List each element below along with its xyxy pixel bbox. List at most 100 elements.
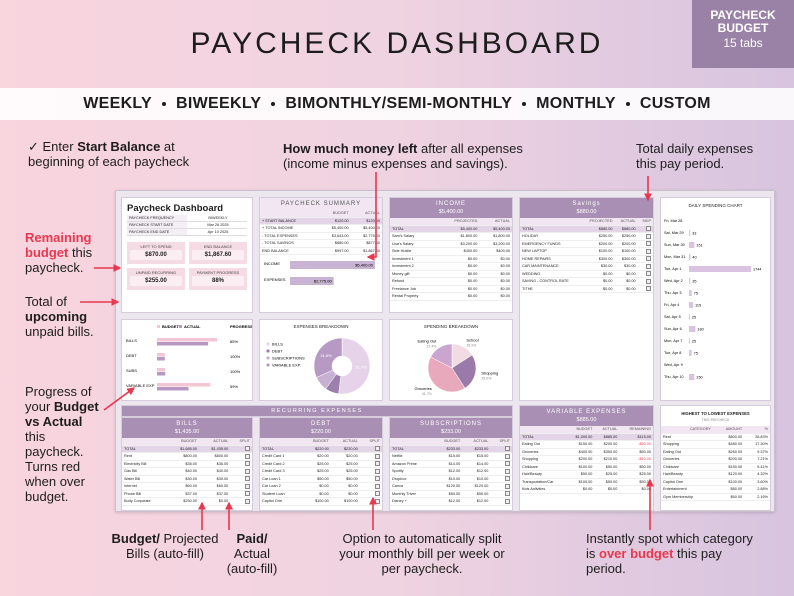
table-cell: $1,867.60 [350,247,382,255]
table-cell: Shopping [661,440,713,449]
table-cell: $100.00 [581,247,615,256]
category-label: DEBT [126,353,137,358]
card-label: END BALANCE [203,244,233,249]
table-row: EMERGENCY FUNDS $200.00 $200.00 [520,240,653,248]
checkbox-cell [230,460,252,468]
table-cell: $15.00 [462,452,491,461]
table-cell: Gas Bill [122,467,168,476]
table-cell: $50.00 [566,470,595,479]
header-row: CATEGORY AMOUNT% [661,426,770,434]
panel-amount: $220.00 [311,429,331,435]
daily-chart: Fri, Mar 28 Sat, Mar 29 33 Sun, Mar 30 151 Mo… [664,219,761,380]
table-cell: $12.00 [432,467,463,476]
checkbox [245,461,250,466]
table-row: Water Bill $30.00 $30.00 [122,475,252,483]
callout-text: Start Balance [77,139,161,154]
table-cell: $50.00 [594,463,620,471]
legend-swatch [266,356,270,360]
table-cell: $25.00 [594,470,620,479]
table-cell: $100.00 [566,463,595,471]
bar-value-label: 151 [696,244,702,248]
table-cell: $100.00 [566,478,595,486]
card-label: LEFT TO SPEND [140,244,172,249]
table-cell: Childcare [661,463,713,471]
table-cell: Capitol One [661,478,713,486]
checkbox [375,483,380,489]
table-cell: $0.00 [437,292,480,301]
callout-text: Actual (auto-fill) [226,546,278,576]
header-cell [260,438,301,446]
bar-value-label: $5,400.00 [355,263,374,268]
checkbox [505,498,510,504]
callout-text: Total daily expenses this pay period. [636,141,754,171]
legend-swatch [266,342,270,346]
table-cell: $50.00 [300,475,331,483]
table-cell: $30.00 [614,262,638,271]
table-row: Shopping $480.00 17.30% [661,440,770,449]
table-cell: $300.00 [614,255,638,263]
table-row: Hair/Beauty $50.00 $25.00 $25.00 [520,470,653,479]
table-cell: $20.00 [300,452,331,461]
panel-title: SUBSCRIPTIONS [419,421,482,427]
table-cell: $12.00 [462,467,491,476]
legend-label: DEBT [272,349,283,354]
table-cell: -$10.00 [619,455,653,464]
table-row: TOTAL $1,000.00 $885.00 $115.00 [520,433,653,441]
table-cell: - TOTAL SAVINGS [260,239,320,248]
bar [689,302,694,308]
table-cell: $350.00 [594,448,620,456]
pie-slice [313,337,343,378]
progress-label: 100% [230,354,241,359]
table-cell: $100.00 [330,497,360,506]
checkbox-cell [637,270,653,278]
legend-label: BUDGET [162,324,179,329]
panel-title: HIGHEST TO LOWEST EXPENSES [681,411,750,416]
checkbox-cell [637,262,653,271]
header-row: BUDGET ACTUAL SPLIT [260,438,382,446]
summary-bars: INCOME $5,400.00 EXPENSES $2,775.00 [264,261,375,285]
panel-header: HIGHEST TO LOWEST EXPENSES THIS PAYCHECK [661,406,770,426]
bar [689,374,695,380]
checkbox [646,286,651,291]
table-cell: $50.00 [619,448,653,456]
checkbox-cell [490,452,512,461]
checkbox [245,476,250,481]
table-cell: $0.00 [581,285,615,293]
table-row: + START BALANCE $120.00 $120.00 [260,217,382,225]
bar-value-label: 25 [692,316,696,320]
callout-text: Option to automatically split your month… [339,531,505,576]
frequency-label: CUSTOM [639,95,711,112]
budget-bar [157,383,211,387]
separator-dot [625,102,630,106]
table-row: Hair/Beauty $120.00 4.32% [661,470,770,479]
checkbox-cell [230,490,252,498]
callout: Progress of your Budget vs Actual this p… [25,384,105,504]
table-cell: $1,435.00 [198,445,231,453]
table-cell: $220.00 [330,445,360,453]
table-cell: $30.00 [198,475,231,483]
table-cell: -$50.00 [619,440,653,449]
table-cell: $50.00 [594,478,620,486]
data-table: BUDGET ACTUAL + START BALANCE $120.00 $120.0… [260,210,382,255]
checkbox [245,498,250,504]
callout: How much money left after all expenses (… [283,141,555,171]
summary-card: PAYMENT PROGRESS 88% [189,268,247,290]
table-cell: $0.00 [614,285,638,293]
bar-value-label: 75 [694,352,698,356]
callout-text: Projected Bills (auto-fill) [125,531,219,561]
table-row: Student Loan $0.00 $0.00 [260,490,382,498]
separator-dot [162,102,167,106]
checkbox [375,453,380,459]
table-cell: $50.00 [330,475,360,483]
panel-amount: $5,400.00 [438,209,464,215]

+ + + + +

[What to produce] Arrange every line of the entries above as a Markdown table with the columns "No." and "Text", numbering the rows in order, skipping blank lines and omitting the pictures.

[Output of the exercise]
| No. | Text |
|---|---|
| 1 | List each element below along with its xyxy pixel bbox. List at most 100 elements. |
| 2 | table-cell: $1,867.60 [350,247,382,255] |
| 3 | table-cell: Shopping [661,440,713,449] |
| 4 | table-cell: $100.00 [581,247,615,256] |
| 5 | category-label: DEBT [126,353,137,358] |
| 6 | card-label: END BALANCE [203,244,233,249] |
| 7 | table-row: EMERGENCY FUNDS $200.00 $200.00 [520,240,653,248] |
| 8 | checkbox-cell [230,460,252,468] |
| 9 | table-cell: $15.00 [462,452,491,461] |
| 10 | table-cell: Gas Bill [122,467,168,476] |
| 11 | table-cell: $50.00 [566,470,595,479] |
| 12 | header-row: CATEGORY AMOUNT% [661,426,770,434] |
| 13 | panel-amount: $220.00 [311,429,331,435] |
| 14 | daily-chart: Fri, Mar 28 Sat, Mar 29 33 Sun, Mar 30 151 Mo… [664,219,761,380] |
| 15 | table-cell: $12.00 [432,467,463,476] |
| 16 | checkbox [245,461,250,466] |
| 17 | table-row: Water Bill $30.00 $30.00 [122,475,252,483] |
| 18 | callout-text: Start Balance [77,139,161,154] |
| 19 | table-cell: $50.00 [594,463,620,471] |
| 20 | legend-swatch [266,356,270,360] |
| 21 | table-cell: $25.00 [594,470,620,479] |
| 22 | table-cell: $100.00 [566,463,595,471] |
| 23 | bar-value-label: 151 [696,244,702,248] |
| 24 | table-cell: $100.00 [566,478,595,486] |
| 25 | card-label: LEFT TO SPEND [140,244,172,249] |
| 26 | table-cell: Childcare [661,463,713,471] |
| 27 | table-cell: Capitol One [661,478,713,486] |
| 28 | checkbox [375,483,380,489] |
| 29 | table-cell: $0.00 [437,292,480,301] |
| 30 | callout-text: Actual (auto-fill) [226,546,278,576] |
| 31 | header-cell [260,438,301,446] |
| 32 | bar-value-label: $5,400.00 [355,263,374,268] |
| 33 | checkbox [505,498,510,504] |
| 34 | callout-text: Total daily expenses this pay period. [636,141,754,171] |
| 35 | legend-swatch [266,342,270,346] |
| 36 | table-cell: $50.00 [300,475,331,483] |
| 37 | table-cell: $30.00 [614,262,638,271] |
| 38 | table-row: Shopping $480.00 17.30% [661,440,770,449] |
| 39 | table-cell: $300.00 [614,255,638,263] |
| 40 | table-row: Hair/Beauty $50.00 $25.00 $25.00 [520,470,653,479] |
| 41 | table-cell: $20.00 [300,452,331,461] |
| 42 | panel-title: SUBSCRIPTIONS [419,421,482,427] |
| 43 | table-cell: $12.00 [462,467,491,476] |
| 44 | legend-label: DEBT [272,349,283,354] |
| 45 | table-cell: -$10.00 [619,455,653,464] |
| 46 | table-row: TOTAL $1,000.00 $885.00 $115.00 [520,433,653,441] |
| 47 | table-cell: - TOTAL SAVINGS [260,239,320,248] |
| 48 | bar [689,302,694,308] |
| 49 | table-cell: $350.00 [594,448,620,456] |
| 50 | pie-slice [313,337,343,378] |
| 51 | progress-label: 100% [230,354,241,359] |
| 52 | table-cell: $100.00 [330,497,360,506] |
| 53 | checkbox-cell [637,270,653,278] |
| 54 | legend-label: BUDGET [162,324,179,329] |
| 55 | panel-title: HIGHEST TO LOWEST EXPENSES [681,411,750,416] |
| 56 | checkbox-cell [637,262,653,271] |
| 57 | header-row: BUDGET ACTUAL SPLIT [260,438,382,446] |
| 58 | summary-bars: INCOME $5,400.00 EXPENSES $2,775.00 [264,261,375,285] |
| 59 | panel-header: HIGHEST TO LOWEST EXPENSES THIS PAYCHECK [661,406,770,426] |
| 60 | bar [689,374,695,380] |
| 61 | checkbox [646,286,651,291] |
| 62 | table-cell: $50.00 [619,448,653,456] |
| 63 | checkbox-cell [490,452,512,461] |
| 64 | checkbox [245,476,250,481] |
| 65 | table-cell: $0.00 [581,285,615,293] |
| 66 | table-row: + START BALANCE $120.00 $120.00 [260,217,382,225] |
| 67 | bar-value-label: 25 [692,316,696,320] |
| 68 | callout-text: Option to automatically split your month… [339,531,505,576] |
| 69 | frequency-label: CUSTOM [639,95,711,112] |
| 70 | budget-bar [157,383,211,387] |
| 71 | separator-dot [625,102,630,106] |
| 72 | table-row: Hair/Beauty $120.00 4.32% [661,470,770,479] |
| 73 | checkbox-cell [230,490,252,498] |
| 74 | callout: Progress of your Budget vs Actual this p… [25,384,105,504] |
| 75 | table-cell: $1,435.00 [198,445,231,453] |
| 76 | table-cell: $220.00 [330,445,360,453] |
| 77 | table-cell: $30.00 [198,475,231,483] |
| 78 | table-cell: -$50.00 [619,440,653,449] |
| 79 | table-cell: $50.00 [594,478,620,486] |
| 80 | data-table: BUDGET ACTUAL + START BALANCE $120.00 $120.0… [260,210,382,255] |
| 81 | checkbox [245,498,250,504] |
| 82 | callout: How much money left after all expenses (… [283,141,555,171] |
| 83 | summary-card: PAYMENT PROGRESS 88% [189,268,247,290] |
| 84 | table-cell: $0.00 [614,285,638,293] |
| 85 | bar-value-label: 75 [694,352,698,356] |
| 86 | callout-text: Projected Bills (auto-fill) [125,531,219,561] |
| 87 | table-row: Student Loan $0.00 $0.00 [260,490,382,498] |
| 88 | separator-dot [162,102,167,106] |
| 89 | checkbox [375,453,380,459] |
| 90 | table-cell: $50.00 [330,475,360,483] |
| 91 | panel-amount: $5,400.00 [438,209,464,215] |